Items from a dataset
# # # # # # #

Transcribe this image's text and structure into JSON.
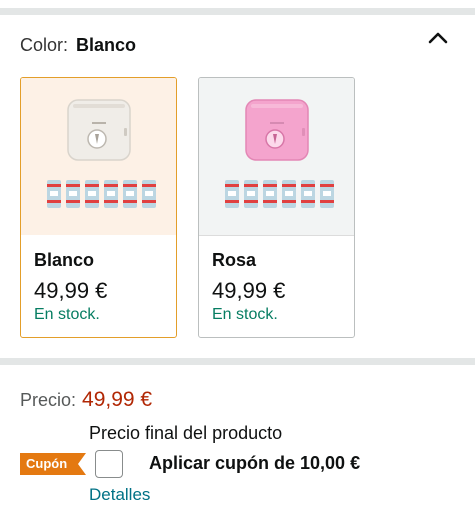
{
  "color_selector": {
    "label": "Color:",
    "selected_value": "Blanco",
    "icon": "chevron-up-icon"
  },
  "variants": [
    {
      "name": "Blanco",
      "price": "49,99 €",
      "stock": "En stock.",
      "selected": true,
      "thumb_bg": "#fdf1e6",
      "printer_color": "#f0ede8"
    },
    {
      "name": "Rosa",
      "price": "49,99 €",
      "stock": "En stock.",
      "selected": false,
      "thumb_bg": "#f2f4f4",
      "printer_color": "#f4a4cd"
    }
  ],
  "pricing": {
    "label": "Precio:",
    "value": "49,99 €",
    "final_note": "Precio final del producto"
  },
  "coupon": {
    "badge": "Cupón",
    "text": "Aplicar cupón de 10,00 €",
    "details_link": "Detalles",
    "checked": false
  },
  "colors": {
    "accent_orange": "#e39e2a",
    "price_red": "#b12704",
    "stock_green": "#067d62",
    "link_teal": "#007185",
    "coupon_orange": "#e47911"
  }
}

# # # # # # #

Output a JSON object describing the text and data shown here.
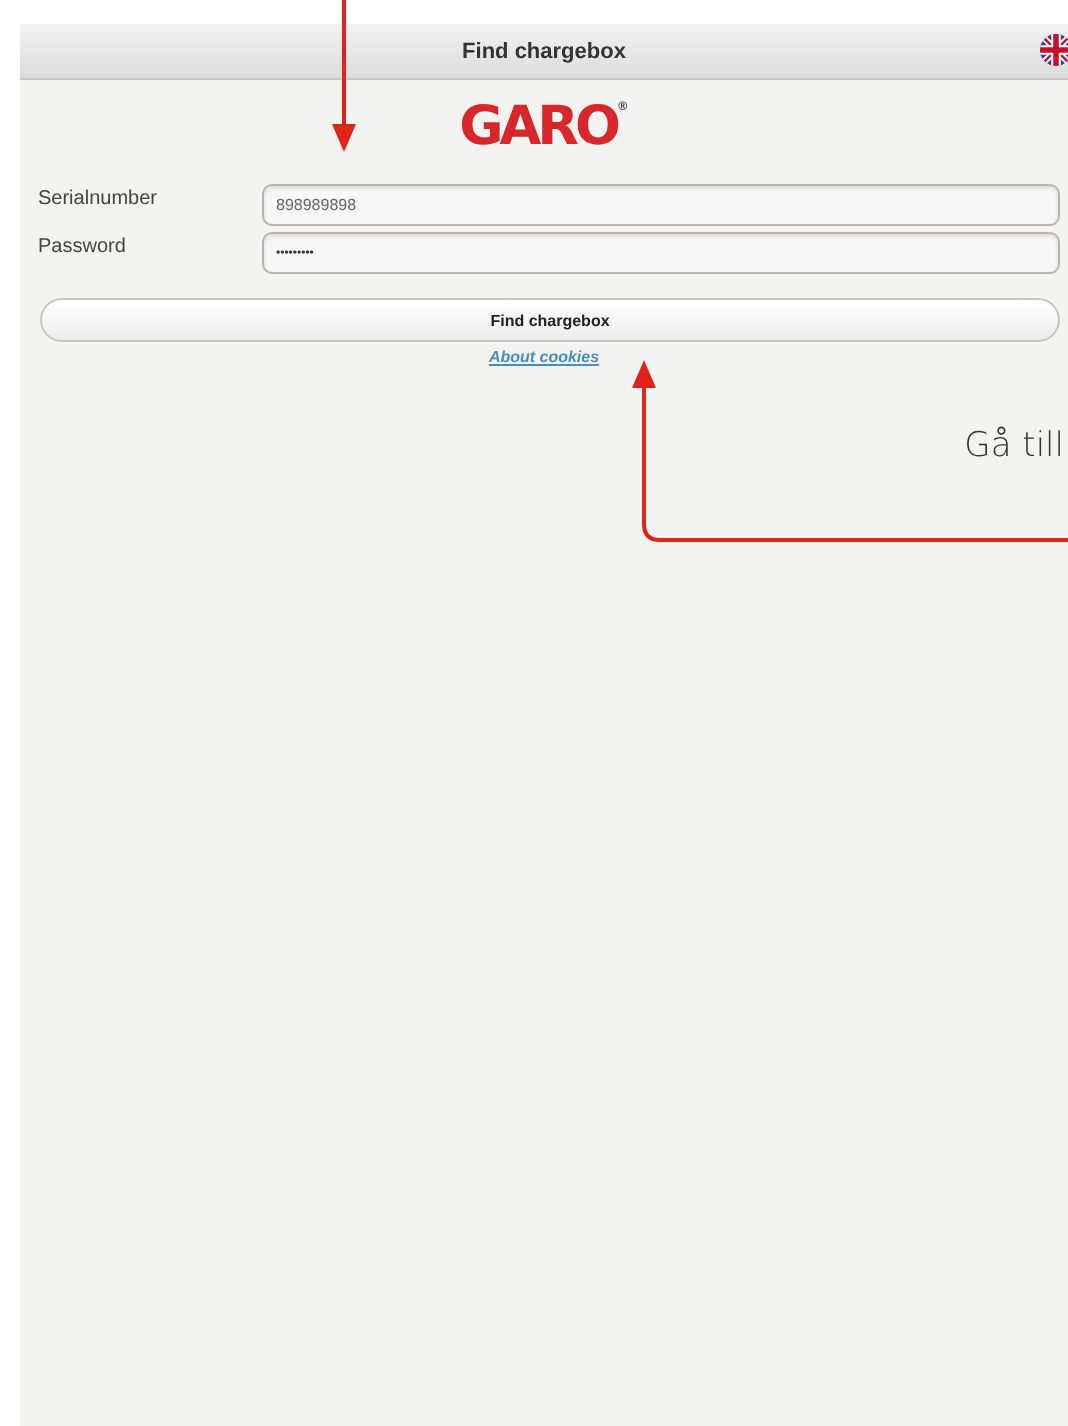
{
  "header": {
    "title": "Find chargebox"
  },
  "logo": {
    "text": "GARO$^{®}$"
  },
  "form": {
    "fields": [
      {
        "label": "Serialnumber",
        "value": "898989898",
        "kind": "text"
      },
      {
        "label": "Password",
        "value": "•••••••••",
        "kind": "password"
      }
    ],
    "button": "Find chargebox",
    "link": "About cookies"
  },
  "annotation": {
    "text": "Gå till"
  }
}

# # # # # # #

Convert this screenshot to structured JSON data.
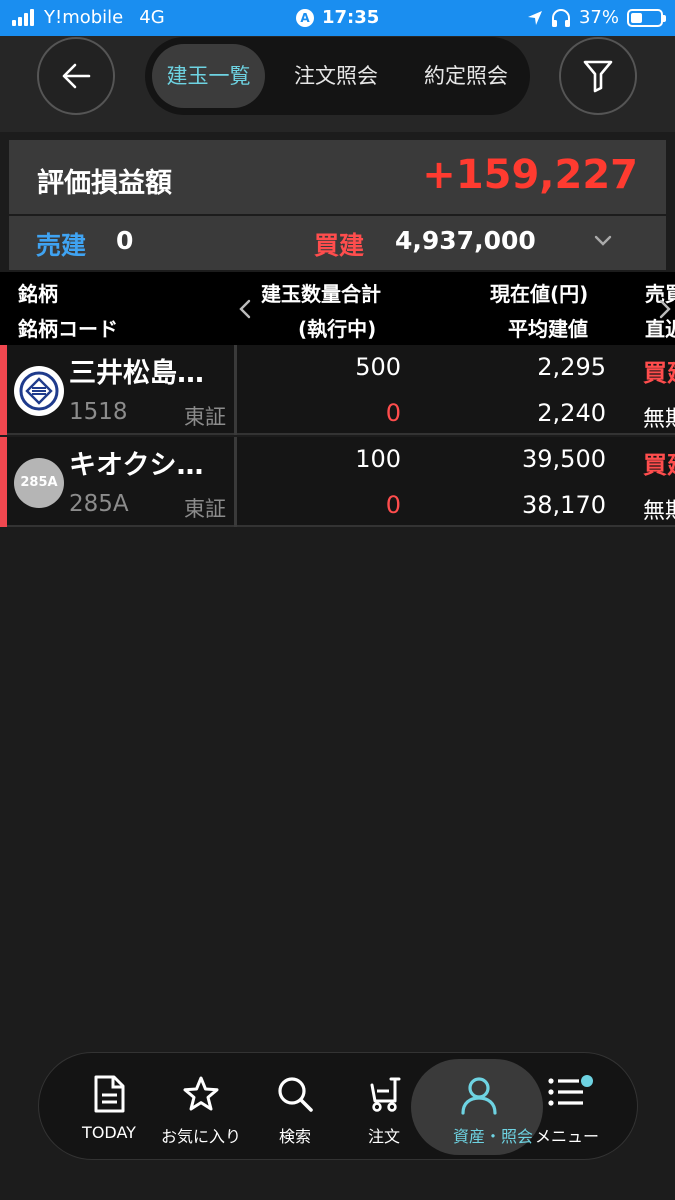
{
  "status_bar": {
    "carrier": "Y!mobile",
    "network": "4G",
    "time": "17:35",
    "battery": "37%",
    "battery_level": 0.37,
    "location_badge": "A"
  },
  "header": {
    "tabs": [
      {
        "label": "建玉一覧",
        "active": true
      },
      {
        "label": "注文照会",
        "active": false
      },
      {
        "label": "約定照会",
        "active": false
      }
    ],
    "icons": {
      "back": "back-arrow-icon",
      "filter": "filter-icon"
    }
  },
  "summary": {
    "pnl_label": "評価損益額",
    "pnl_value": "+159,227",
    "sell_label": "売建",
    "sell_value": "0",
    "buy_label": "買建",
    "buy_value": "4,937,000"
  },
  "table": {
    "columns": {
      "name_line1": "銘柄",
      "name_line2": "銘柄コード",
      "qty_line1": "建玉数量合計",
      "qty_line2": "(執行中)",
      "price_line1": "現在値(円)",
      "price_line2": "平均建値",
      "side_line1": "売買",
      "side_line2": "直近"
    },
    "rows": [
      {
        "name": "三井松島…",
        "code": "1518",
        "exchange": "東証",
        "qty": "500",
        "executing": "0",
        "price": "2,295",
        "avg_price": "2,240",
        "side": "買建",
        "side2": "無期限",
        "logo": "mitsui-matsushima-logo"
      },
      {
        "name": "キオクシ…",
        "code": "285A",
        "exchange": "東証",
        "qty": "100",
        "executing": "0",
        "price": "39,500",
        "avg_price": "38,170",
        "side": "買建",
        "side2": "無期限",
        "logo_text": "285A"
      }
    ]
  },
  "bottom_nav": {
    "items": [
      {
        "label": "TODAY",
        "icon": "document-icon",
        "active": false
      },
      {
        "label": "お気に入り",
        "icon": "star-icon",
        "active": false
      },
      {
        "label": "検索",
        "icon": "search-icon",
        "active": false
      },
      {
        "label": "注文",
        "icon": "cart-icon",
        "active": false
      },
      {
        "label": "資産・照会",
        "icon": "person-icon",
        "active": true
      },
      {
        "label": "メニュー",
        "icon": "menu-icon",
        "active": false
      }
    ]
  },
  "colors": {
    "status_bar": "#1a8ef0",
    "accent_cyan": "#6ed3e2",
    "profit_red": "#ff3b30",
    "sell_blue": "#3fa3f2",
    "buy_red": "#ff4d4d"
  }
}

# # # # # # #

Using the entries above, return each line that includes the word "this".

### Output of the exercise
Transcribe this image's text and structure into JSON.
Convert this screenshot to structured JSON data.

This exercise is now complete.